=== DATA RECORDS ===
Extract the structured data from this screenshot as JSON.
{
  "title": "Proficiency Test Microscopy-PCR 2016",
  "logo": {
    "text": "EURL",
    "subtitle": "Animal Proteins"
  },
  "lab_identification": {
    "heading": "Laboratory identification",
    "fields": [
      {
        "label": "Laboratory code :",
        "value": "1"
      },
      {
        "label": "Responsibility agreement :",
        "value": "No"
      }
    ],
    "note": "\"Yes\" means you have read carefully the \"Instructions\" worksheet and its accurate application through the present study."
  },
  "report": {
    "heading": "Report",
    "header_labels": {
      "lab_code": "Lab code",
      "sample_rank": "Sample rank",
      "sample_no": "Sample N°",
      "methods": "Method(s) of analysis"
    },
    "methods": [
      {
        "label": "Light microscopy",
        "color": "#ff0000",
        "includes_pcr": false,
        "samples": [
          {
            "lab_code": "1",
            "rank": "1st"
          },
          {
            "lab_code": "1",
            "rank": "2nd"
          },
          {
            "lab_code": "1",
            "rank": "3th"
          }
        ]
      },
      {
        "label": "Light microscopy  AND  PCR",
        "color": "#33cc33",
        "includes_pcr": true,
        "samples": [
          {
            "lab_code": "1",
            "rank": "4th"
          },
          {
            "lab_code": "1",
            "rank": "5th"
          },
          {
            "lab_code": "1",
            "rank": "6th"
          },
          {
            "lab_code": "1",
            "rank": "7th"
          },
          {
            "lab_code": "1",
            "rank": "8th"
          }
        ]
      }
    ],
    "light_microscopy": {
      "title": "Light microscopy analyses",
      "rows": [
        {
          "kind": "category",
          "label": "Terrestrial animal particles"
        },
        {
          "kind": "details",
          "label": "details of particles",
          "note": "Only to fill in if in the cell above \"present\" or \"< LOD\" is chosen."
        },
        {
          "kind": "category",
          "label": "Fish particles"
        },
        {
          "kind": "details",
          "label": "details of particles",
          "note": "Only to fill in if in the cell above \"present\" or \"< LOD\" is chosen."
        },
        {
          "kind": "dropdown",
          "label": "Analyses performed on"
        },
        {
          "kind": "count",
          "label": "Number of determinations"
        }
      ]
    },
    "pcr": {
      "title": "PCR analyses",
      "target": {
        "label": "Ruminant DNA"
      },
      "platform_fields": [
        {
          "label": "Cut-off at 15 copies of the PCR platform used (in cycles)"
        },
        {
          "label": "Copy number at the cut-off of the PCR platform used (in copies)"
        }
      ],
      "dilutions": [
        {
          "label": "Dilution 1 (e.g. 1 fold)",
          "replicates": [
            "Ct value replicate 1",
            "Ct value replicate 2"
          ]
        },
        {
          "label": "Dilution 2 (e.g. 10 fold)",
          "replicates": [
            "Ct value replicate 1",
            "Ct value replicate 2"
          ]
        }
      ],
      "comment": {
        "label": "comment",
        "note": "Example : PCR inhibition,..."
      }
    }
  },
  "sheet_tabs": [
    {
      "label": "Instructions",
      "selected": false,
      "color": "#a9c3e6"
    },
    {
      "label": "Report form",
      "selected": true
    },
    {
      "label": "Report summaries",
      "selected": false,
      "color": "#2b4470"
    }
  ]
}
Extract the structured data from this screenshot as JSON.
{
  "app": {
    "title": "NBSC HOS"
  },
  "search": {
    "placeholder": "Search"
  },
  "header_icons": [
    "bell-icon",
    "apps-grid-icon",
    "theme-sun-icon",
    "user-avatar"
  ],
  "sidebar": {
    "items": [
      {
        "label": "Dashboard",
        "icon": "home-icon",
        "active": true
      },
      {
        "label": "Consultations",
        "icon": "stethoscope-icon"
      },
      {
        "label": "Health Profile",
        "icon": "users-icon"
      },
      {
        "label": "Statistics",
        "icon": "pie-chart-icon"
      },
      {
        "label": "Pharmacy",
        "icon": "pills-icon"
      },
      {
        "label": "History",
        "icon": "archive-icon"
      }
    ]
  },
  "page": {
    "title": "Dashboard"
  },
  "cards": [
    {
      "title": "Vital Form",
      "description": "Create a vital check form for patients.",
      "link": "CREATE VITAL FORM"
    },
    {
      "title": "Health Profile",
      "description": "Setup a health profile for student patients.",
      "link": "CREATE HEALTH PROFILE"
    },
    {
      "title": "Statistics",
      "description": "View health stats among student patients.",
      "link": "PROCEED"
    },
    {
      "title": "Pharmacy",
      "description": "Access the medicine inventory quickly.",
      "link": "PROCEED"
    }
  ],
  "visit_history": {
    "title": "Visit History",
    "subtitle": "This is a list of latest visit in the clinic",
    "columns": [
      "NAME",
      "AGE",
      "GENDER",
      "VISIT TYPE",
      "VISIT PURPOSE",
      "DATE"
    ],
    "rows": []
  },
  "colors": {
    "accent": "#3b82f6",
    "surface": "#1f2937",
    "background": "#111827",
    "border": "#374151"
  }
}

=== WORK INSTRUCTIONS ===
Each entry above should be restated exactly as supplied.

=== RESULT OF THIS EXERCISE ===
Extract the structured data from this screenshot as JSON.
{
  "title": "Proficiency Test Microscopy-PCR 2016",
  "logo": {
    "text": "EURL",
    "subtitle": "Animal Proteins"
  },
  "lab_identification": {
    "heading": "Laboratory identification",
    "fields": [
      {
        "label": "Laboratory code :",
        "value": "1"
      },
      {
        "label": "Responsibility agreement :",
        "value": "No"
      }
    ],
    "note": "\"Yes\" means you have read carefully the \"Instructions\" worksheet and its accurate application through the present study."
  },
  "report": {
    "heading": "Report",
    "header_labels": {
      "lab_code": "Lab code",
      "sample_rank": "Sample rank",
      "sample_no": "Sample N°",
      "methods": "Method(s) of analysis"
    },
    "methods": [
      {
        "label": "Light microscopy",
        "color": "#ff0000",
        "includes_pcr": false,
        "samples": [
          {
            "lab_code": "1",
            "rank": "1st"
          },
          {
            "lab_code": "1",
            "rank": "2nd"
          },
          {
            "lab_code": "1",
            "rank": "3th"
          }
        ]
      },
      {
        "label": "Light microscopy  AND  PCR",
        "color": "#33cc33",
        "includes_pcr": true,
        "samples": [
          {
            "lab_code": "1",
            "rank": "4th"
          },
          {
            "lab_code": "1",
            "rank": "5th"
          },
          {
            "lab_code": "1",
            "rank": "6th"
          },
          {
            "lab_code": "1",
            "rank": "7th"
          },
          {
            "lab_code": "1",
            "rank": "8th"
          }
        ]
      }
    ],
    "light_microscopy": {
      "title": "Light microscopy analyses",
      "rows": [
        {
          "kind": "category",
          "label": "Terrestrial animal particles"
        },
        {
          "kind": "details",
          "label": "details of particles",
          "note": "Only to fill in if in the cell above \"present\" or \"< LOD\" is chosen."
        },
        {
          "kind": "category",
          "label": "Fish particles"
        },
        {
          "kind": "details",
          "label": "details of particles",
          "note": "Only to fill in if in the cell above \"present\" or \"< LOD\" is chosen."
        },
        {
          "kind": "dropdown",
          "label": "Analyses performed on"
        },
        {
          "kind": "count",
          "label": "Number of determinations"
        }
      ]
    },
    "pcr": {
      "title": "PCR analyses",
      "target": {
        "label": "Ruminant DNA"
      },
      "platform_fields": [
        {
          "label": "Cut-off at 15 copies of the PCR platform used (in cycles)"
        },
        {
          "label": "Copy number at the cut-off of the PCR platform used (in copies)"
        }
      ],
      "dilutions": [
        {
          "label": "Dilution 1 (e.g. 1 fold)",
          "replicates": [
            "Ct value replicate 1",
            "Ct value replicate 2"
          ]
        },
        {
          "label": "Dilution 2 (e.g. 10 fold)",
          "replicates": [
            "Ct value replicate 1",
            "Ct value replicate 2"
          ]
        }
      ],
      "comment": {
        "label": "comment",
        "note": "Example : PCR inhibition,..."
      }
    }
  },
  "sheet_tabs": [
    {
      "label": "Instructions",
      "selected": false,
      "color": "#a9c3e6"
    },
    {
      "label": "Report form",
      "selected": true
    },
    {
      "label": "Report summaries",
      "selected": false,
      "color": "#2b4470"
    }
  ]
}
Extract the structured data from this screenshot as JSON.
{
  "app": {
    "title": "NBSC HOS"
  },
  "search": {
    "placeholder": "Search"
  },
  "header_icons": [
    "bell-icon",
    "apps-grid-icon",
    "theme-sun-icon",
    "user-avatar"
  ],
  "sidebar": {
    "items": [
      {
        "label": "Dashboard",
        "icon": "home-icon",
        "active": true
      },
      {
        "label": "Consultations",
        "icon": "stethoscope-icon"
      },
      {
        "label": "Health Profile",
        "icon": "users-icon"
      },
      {
        "label": "Statistics",
        "icon": "pie-chart-icon"
      },
      {
        "label": "Pharmacy",
        "icon": "pills-icon"
      },
      {
        "label": "History",
        "icon": "archive-icon"
      }
    ]
  },
  "page": {
    "title": "Dashboard"
  },
  "cards": [
    {
      "title": "Vital Form",
      "description": "Create a vital check form for patients.",
      "link": "CREATE VITAL FORM"
    },
    {
      "title": "Health Profile",
      "description": "Setup a health profile for student patients.",
      "link": "CREATE HEALTH PROFILE"
    },
    {
      "title": "Statistics",
      "description": "View health stats among student patients.",
      "link": "PROCEED"
    },
    {
      "title": "Pharmacy",
      "description": "Access the medicine inventory quickly.",
      "link": "PROCEED"
    }
  ],
  "visit_history": {
    "title": "Visit History",
    "subtitle": "This is a list of latest visit in the clinic",
    "columns": [
      "NAME",
      "AGE",
      "GENDER",
      "VISIT TYPE",
      "VISIT PURPOSE",
      "DATE"
    ],
    "rows": []
  },
  "colors": {
    "accent": "#3b82f6",
    "surface": "#1f2937",
    "background": "#111827",
    "border": "#374151"
  }
}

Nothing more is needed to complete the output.